- _Given problem_:
Reproduce the full listing below unchanged, apart from the pictures.

- _Material supplied_:
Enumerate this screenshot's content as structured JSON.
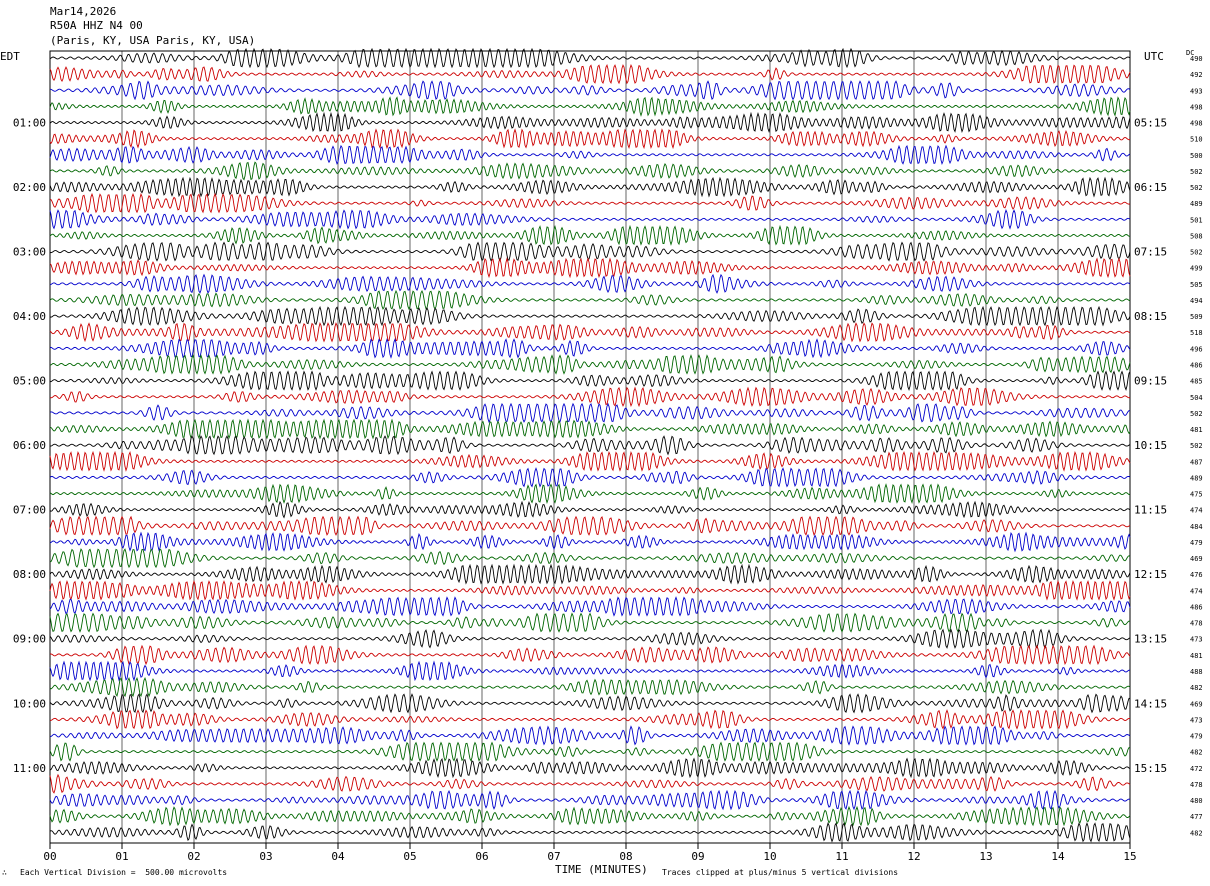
{
  "header": {
    "date": "Mar14,2026",
    "station": "R50A HHZ N4 00",
    "location": "(Paris, KY, USA Paris, KY, USA)"
  },
  "left_axis_label": "EDT",
  "right_axis_label": "UTC",
  "dc_label": "DC",
  "footer": {
    "scale_note": "Each Vertical Division =  500.00 microvolts",
    "clip_note": "Traces clipped at plus/minus 5 vertical divisions",
    "mark": "∴"
  },
  "chart_data": {
    "type": "line",
    "xlabel": "TIME (MINUTES)",
    "x_ticks": [
      "00",
      "01",
      "02",
      "03",
      "04",
      "05",
      "06",
      "07",
      "08",
      "09",
      "10",
      "11",
      "12",
      "13",
      "14",
      "15"
    ],
    "xlim": [
      0,
      15
    ],
    "trace_colors": [
      "#000000",
      "#cc0000",
      "#0000cc",
      "#006600"
    ],
    "left_time_labels": [
      "01:00",
      "02:00",
      "03:00",
      "04:00",
      "05:00",
      "06:00",
      "07:00",
      "08:00",
      "09:00",
      "10:00",
      "11:00"
    ],
    "right_time_labels": [
      "05:15",
      "06:15",
      "07:15",
      "08:15",
      "09:15",
      "10:15",
      "11:15",
      "12:15",
      "13:15",
      "14:15",
      "15:15"
    ],
    "dc_offsets": [
      490,
      492,
      493,
      498,
      498,
      510,
      500,
      502,
      502,
      489,
      501,
      508,
      502,
      499,
      505,
      494,
      509,
      518,
      496,
      486,
      485,
      504,
      502,
      481,
      502,
      487,
      489,
      475,
      474,
      484,
      479,
      469,
      476,
      474,
      486,
      478,
      473,
      481,
      488,
      482,
      469,
      473,
      479,
      482,
      472,
      478,
      480,
      477,
      482
    ]
  }
}
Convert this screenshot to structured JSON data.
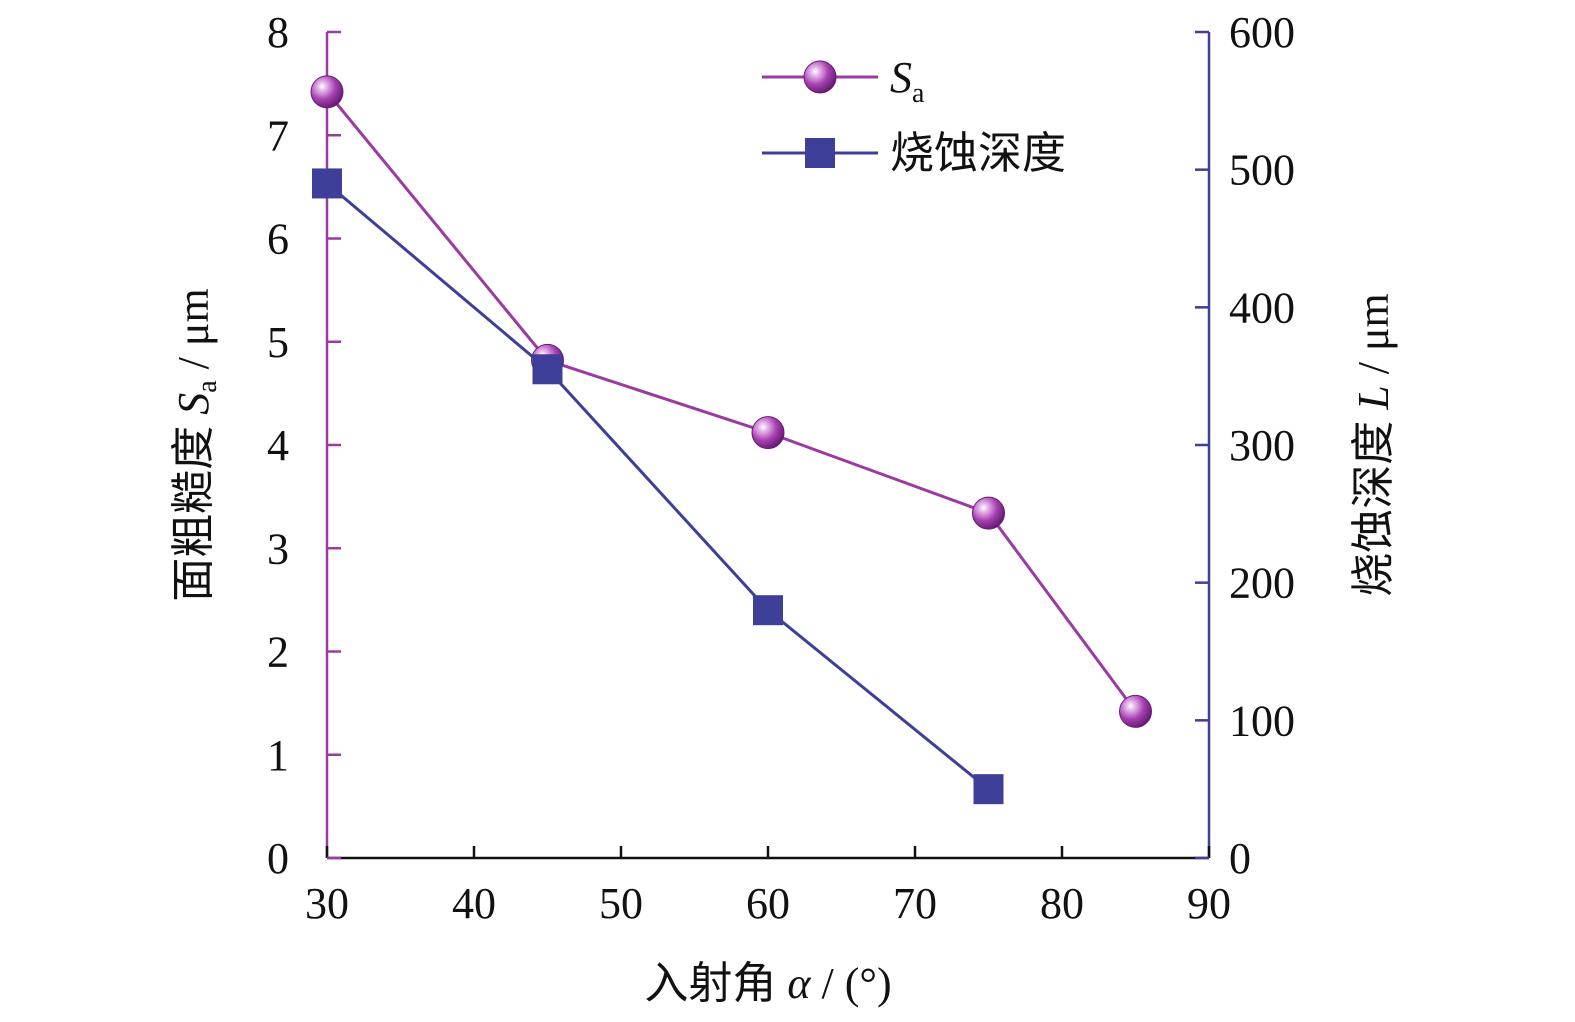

- _Solution to the exercise_:
Enumerate this screenshot's content as structured JSON.
{
  "header": {
    "date": "Mar14,2026",
    "station": "R50A HHZ N4 00",
    "location": "(Paris, KY, USA Paris, KY, USA)"
  },
  "left_axis_label": "EDT",
  "right_axis_label": "UTC",
  "dc_label": "DC",
  "footer": {
    "scale_note": "Each Vertical Division =  500.00 microvolts",
    "clip_note": "Traces clipped at plus/minus 5 vertical divisions",
    "mark": "∴"
  },
  "chart_data": {
    "type": "line",
    "xlabel": "TIME (MINUTES)",
    "x_ticks": [
      "00",
      "01",
      "02",
      "03",
      "04",
      "05",
      "06",
      "07",
      "08",
      "09",
      "10",
      "11",
      "12",
      "13",
      "14",
      "15"
    ],
    "xlim": [
      0,
      15
    ],
    "trace_colors": [
      "#000000",
      "#cc0000",
      "#0000cc",
      "#006600"
    ],
    "left_time_labels": [
      "01:00",
      "02:00",
      "03:00",
      "04:00",
      "05:00",
      "06:00",
      "07:00",
      "08:00",
      "09:00",
      "10:00",
      "11:00"
    ],
    "right_time_labels": [
      "05:15",
      "06:15",
      "07:15",
      "08:15",
      "09:15",
      "10:15",
      "11:15",
      "12:15",
      "13:15",
      "14:15",
      "15:15"
    ],
    "dc_offsets": [
      490,
      492,
      493,
      498,
      498,
      510,
      500,
      502,
      502,
      489,
      501,
      508,
      502,
      499,
      505,
      494,
      509,
      518,
      496,
      486,
      485,
      504,
      502,
      481,
      502,
      487,
      489,
      475,
      474,
      484,
      479,
      469,
      476,
      474,
      486,
      478,
      473,
      481,
      488,
      482,
      469,
      473,
      479,
      482,
      472,
      478,
      480,
      477,
      482
    ]
  }
}
Convert this screenshot to structured JSON data.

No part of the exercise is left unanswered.